Ob im Weltall, wo Astronauten unter Schwerelosigkeit, Enge und enormem Druck leben, oder in der Antarktis, wo Forscherinnen und Forscher monatelang isoliert arbeiten – wer über längere Zeit extremen Bedingungen ausgesetzt ist, stößt an körperliche und psychische Grenzen. Im Frühjahr kam es beispielsweise auf einer abgelegenen Forschungsstation in der Antarktis offenbar zu einem extremen Fall von Lagerkoller, als ein Wissenschaftler andere sogar mit dem Tode bedroht haben soll. „Eine kontinuierliche Überwachung von Veränderungen der Gehirnaktivität hätte eventuell helfen können, eine mentale Krise früh zu erkennen und gegenzusteuern“, erklärt Prof. Patrique Fiedler, Leiter des Fachgebiets Datenanalyse in den Lebenswissenschaften der TU Ilmenau.
Auch in der Raumfahrt, so bestätigen Untersuchungen, können sich lange Aufenthalte im All in der Isolation und auf engstem Raum auf die Psyche der Astronauten und Astronautinnen und damit auf ihre Gehirnfunktion auswirken. Die TU Ilmenau erforscht diese Veränderungen gemeinsam mit Partnern der Université libre de Bruxelles, dem McGovern Medical School Houston, der Complutense Universidad Madrid, der Universität Duisburg-Essen und der eemagine Medical Imaging Solutions GmbH. Ziel ist ein kontinuierliches Monitoring der Gehirnaktivität der Astronauten, um solche Belastungen künftig zu erkennen und frühzeitig Gegenmaßnahmen einleiten zu können.
Messungen der Gehirnaktivität im All – eine große Herausforderung
Das Team um den Ilmenauer Wissenschaftler Prof. Patrique Fiedler will eine besonders robuste, benutzerfreundliche Technologie entwickeln, die auch in Extremsituationen im All zuverlässig arbeitet. Denn die Bedingungen, denen Mensch und Technik auf Weltraummissionen ausgesetzt sind, sind besonders hart. Prototypen von EEG-Hauben, die die menschliche Gehirnfunktion messen, wurden bereits von der Universität Duisburg-Essen in Parabelflügen zur Simulation von Schwerelosigkeit, die das Deutsche Zentrum für Luft- und Raumfahrt durchführte, getestet. Ähnliche, von der US-Weltraumagentur NASA geförderte Studien, führten auch die Complutense Universidad in Spanien und die McGovern Medical School in Houston/Texas durch. Prof. Fiedler ist zuversichtlich, ein zuverlässiges neues System für den Einsatz im Weltall entwickeln zu können: „Diese Studien zeigen, wie anspruchsvoll stabile Messungen im Weltall im Gegensatz zu einer Umgebung auf der Erde sind. Dennoch waren sie für unsere Forschung sehr vielversprechend.“
Intelligenter All…tagsbegleiter
Das Forschungsteam um Prof. Patrique Fiedler will ein ultraleichtes, komfortables System entwickeln, etwa ein Headset, das in Sekunden einsatzbereit ist und zuverlässig kontinuierlich hochwertige EEG-Daten aufzeichnet. Eingebaute Künstliche Intelligenz in Form von Signalanalyse erkennt automatisch mentale Zustände der Person und überwacht und optimiert laufend selbstständig die Signalqualität. Bei ihrer prämierten Innovation knüpfen die Forschungspartner an ein EEG-System mit Trockenelektroden an, das an der TU Ilmenau entwickelt wurde. Es kommt ohne die aufwändige Vorbereitung klassischer Elektroden aus und wird bereits in zahlreichen medizinischen Einrichtungen in Deutschland eingesetzt.

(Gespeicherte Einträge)
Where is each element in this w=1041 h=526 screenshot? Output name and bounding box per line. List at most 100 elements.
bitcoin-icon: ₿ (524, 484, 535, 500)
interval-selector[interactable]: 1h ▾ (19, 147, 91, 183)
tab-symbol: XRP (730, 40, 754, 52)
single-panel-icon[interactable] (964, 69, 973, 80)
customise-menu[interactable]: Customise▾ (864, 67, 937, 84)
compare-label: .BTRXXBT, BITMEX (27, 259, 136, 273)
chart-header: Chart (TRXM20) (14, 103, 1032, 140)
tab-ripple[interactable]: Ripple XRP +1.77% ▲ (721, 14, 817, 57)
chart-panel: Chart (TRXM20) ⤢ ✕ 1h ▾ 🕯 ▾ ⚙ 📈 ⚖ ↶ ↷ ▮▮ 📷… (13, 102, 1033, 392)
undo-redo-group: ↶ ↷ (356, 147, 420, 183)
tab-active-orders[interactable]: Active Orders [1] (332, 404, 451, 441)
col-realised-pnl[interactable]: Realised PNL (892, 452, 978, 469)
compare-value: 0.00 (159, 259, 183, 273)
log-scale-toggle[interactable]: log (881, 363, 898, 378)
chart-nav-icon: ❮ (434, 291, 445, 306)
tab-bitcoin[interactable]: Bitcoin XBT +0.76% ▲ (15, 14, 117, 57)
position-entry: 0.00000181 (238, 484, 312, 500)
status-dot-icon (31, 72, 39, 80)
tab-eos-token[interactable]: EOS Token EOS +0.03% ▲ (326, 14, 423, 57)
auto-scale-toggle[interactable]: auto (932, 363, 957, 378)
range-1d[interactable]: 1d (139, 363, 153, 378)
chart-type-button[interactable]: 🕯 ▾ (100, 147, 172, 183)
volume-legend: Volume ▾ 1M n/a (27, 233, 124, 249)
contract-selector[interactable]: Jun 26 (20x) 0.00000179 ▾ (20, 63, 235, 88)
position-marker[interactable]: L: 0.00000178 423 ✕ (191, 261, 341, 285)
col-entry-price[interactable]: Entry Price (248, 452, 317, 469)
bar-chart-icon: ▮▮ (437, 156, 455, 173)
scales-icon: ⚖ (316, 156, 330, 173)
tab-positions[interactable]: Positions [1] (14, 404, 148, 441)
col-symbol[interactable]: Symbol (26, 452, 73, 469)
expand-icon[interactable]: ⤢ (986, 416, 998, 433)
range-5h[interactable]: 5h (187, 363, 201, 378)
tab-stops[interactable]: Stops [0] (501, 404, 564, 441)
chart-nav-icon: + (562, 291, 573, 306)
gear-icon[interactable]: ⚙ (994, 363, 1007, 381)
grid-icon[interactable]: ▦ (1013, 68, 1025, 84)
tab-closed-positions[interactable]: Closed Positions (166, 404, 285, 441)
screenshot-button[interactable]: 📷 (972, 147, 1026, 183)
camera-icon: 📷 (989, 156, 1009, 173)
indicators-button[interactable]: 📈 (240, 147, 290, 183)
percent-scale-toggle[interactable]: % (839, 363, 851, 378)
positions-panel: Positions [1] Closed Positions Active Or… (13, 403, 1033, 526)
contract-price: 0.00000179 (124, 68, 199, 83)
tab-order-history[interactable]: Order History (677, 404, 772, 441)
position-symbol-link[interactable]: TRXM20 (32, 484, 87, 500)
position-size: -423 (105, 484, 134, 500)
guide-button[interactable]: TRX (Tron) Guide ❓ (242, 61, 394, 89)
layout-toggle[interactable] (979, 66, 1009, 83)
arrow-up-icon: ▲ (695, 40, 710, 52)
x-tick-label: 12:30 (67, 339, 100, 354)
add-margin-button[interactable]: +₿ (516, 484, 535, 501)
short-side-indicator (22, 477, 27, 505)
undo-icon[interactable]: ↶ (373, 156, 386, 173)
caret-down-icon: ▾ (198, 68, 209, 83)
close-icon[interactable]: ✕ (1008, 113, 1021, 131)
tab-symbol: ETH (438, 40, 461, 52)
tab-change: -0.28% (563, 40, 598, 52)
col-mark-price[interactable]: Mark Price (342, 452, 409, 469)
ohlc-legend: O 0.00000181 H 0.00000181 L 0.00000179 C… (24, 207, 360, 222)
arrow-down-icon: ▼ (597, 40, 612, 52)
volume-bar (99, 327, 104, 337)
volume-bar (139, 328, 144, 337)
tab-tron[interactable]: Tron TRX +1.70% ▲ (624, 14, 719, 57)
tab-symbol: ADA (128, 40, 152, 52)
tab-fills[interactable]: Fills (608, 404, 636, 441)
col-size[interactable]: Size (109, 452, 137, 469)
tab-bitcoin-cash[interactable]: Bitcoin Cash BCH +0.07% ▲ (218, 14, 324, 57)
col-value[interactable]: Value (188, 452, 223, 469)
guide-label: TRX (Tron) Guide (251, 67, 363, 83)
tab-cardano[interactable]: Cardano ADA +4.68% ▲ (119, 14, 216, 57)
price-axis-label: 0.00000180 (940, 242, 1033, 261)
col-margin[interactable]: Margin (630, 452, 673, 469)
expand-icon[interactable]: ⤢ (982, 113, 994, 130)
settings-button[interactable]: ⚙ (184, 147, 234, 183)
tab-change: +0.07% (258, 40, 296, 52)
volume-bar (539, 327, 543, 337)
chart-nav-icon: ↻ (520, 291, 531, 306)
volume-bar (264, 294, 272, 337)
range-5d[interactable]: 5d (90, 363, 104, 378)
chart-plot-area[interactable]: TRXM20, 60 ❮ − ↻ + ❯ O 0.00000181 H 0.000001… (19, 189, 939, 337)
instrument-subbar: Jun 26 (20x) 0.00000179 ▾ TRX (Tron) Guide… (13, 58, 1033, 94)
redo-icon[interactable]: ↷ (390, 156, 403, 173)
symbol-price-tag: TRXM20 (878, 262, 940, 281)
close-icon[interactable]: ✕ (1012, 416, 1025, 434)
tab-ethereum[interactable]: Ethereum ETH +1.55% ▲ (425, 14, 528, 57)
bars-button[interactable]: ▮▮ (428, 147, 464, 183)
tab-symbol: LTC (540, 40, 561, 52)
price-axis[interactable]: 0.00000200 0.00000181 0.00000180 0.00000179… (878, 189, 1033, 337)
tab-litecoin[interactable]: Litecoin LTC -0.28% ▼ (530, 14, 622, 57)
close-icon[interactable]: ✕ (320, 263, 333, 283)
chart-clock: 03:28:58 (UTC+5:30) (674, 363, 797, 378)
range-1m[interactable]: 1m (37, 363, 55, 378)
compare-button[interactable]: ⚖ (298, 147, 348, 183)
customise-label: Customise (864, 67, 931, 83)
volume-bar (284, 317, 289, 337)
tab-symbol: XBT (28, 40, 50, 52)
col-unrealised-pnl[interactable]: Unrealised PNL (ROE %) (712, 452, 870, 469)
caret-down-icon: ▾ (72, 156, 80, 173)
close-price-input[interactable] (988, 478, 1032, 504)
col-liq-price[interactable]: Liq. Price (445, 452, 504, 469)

__AUFGABEN ZUR ÜBUNG__:
[1] Beantworten Sie anhand des Lesetexts:
(a) Welches Fachgebiet leitet Prof. Patrique Fiedler an der TU Ilmenau?
(b) Wer führte die Parabelflüge durch, in denen Prototypen von EEG-Hauben getestet wurden?
(c) Wo wird das an der TU Ilmenau entwickelte EEG-System mit Trockenelektroden bereits eingesetzt?
[2] Zitieren Sie aus dem Lesetext den Abschnitt, der mit den Worten „Auch in der“ einsetzt und mit „einleiten zu können.“ schließt.

__NUMMERIERTE ANTWORTEN__:
[1]
(a) Das Fachgebiet Datenanalyse in den Lebenswissenschaften.
(b) Das Deutsche Zentrum für Luft- und Raumfahrt.
(c) In zahlreichen medizinischen Einrichtungen in Deutschland.

[2]
Auch in der Raumfahrt, so bestätigen Untersuchungen, können sich lange Aufenthalte im All in der Isolation und auf engstem Raum auf die Psyche der Astronauten und Astronautinnen und damit auf ihre Gehirnfunktion auswirken. Die TU Ilmenau erforscht diese Veränderungen gemeinsam mit Partnern der Université libre de Bruxelles, dem McGovern Medical School Houston, der Complutense Universidad Madrid, der Universität Duisburg-Essen und der eemagine Medical Imaging Solutions GmbH. Ziel ist ein kontinuierliches Monitoring der Gehirnaktivität der Astronauten, um solche Belastungen künftig zu erkennen und frühzeitig Gegenmaßnahmen einleiten zu können.